Quote every line below exactly as it reads.

##############################

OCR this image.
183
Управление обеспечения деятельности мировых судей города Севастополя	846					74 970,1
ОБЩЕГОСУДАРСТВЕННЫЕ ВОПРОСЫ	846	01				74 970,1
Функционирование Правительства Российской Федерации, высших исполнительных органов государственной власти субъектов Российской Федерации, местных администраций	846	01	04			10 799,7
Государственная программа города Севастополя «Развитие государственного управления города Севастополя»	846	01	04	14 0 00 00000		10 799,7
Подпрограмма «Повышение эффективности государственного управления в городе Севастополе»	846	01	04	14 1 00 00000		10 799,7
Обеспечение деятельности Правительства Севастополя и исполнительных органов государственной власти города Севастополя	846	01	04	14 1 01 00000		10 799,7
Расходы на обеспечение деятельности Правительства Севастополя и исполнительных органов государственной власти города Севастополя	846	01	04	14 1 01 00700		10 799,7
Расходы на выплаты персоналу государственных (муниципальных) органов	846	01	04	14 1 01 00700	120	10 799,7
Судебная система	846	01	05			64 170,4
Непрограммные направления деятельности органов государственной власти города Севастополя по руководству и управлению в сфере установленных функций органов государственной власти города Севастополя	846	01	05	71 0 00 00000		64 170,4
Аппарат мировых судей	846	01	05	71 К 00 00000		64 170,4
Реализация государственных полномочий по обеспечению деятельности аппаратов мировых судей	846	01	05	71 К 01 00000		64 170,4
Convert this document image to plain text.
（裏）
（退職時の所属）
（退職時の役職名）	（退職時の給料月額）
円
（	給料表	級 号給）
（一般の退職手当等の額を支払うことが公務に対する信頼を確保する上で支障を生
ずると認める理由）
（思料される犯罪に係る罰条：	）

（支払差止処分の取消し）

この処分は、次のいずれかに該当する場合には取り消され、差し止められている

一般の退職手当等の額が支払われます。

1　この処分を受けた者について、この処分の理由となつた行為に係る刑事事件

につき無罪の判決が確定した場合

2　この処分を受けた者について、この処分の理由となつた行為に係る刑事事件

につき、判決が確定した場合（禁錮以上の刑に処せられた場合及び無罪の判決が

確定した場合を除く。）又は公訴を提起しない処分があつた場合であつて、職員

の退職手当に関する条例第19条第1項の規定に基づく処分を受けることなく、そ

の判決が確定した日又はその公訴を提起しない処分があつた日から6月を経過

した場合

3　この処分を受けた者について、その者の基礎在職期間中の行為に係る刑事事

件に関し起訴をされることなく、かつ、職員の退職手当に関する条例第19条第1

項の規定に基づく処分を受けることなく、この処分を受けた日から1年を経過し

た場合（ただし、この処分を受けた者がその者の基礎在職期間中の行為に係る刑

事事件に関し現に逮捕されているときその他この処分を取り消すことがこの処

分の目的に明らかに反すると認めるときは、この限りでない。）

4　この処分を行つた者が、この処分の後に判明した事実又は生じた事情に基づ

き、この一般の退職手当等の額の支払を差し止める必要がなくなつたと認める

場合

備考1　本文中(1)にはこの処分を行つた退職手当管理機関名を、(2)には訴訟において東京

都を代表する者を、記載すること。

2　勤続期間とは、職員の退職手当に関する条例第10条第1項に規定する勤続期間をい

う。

##############################

Written answer:
OCR this image.
183
Управление обеспечения деятельности мировых судей города Севастополя	846					74 970,1
ОБЩЕГОСУДАРСТВЕННЫЕ ВОПРОСЫ	846	01				74 970,1
Функционирование Правительства Российской Федерации, высших исполнительных органов государственной власти субъектов Российской Федерации, местных администраций	846	01	04			10 799,7
Государственная программа города Севастополя «Развитие государственного управления города Севастополя»	846	01	04	14 0 00 00000		10 799,7
Подпрограмма «Повышение эффективности государственного управления в городе Севастополе»	846	01	04	14 1 00 00000		10 799,7
Обеспечение деятельности Правительства Севастополя и исполнительных органов государственной власти города Севастополя	846	01	04	14 1 01 00000		10 799,7
Расходы на обеспечение деятельности Правительства Севастополя и исполнительных органов государственной власти города Севастополя	846	01	04	14 1 01 00700		10 799,7
Расходы на выплаты персоналу государственных (муниципальных) органов	846	01	04	14 1 01 00700	120	10 799,7
Судебная система	846	01	05			64 170,4
Непрограммные направления деятельности органов государственной власти города Севастополя по руководству и управлению в сфере установленных функций органов государственной власти города Севастополя	846	01	05	71 0 00 00000		64 170,4
Аппарат мировых судей	846	01	05	71 К 00 00000		64 170,4
Реализация государственных полномочий по обеспечению деятельности аппаратов мировых судей	846	01	05	71 К 01 00000		64 170,4
Convert this document image to plain text.
（裏）
（退職時の所属）
（退職時の役職名）	（退職時の給料月額）
円
（	給料表	級 号給）
（一般の退職手当等の額を支払うことが公務に対する信頼を確保する上で支障を生
ずると認める理由）
（思料される犯罪に係る罰条：	）

（支払差止処分の取消し）

この処分は、次のいずれかに該当する場合には取り消され、差し止められている

一般の退職手当等の額が支払われます。

1　この処分を受けた者について、この処分の理由となつた行為に係る刑事事件

につき無罪の判決が確定した場合

2　この処分を受けた者について、この処分の理由となつた行為に係る刑事事件

につき、判決が確定した場合（禁錮以上の刑に処せられた場合及び無罪の判決が

確定した場合を除く。）又は公訴を提起しない処分があつた場合であつて、職員

の退職手当に関する条例第19条第1項の規定に基づく処分を受けることなく、そ

の判決が確定した日又はその公訴を提起しない処分があつた日から6月を経過

した場合

3　この処分を受けた者について、その者の基礎在職期間中の行為に係る刑事事

件に関し起訴をされることなく、かつ、職員の退職手当に関する条例第19条第1

項の規定に基づく処分を受けることなく、この処分を受けた日から1年を経過し

た場合（ただし、この処分を受けた者がその者の基礎在職期間中の行為に係る刑

事事件に関し現に逮捕されているときその他この処分を取り消すことがこの処

分の目的に明らかに反すると認めるときは、この限りでない。）

4　この処分を行つた者が、この処分の後に判明した事実又は生じた事情に基づ

き、この一般の退職手当等の額の支払を差し止める必要がなくなつたと認める

場合

備考1　本文中(1)にはこの処分を行つた退職手当管理機関名を、(2)には訴訟において東京

都を代表する者を、記載すること。

2　勤続期間とは、職員の退職手当に関する条例第10条第1項に規定する勤続期間をい

う。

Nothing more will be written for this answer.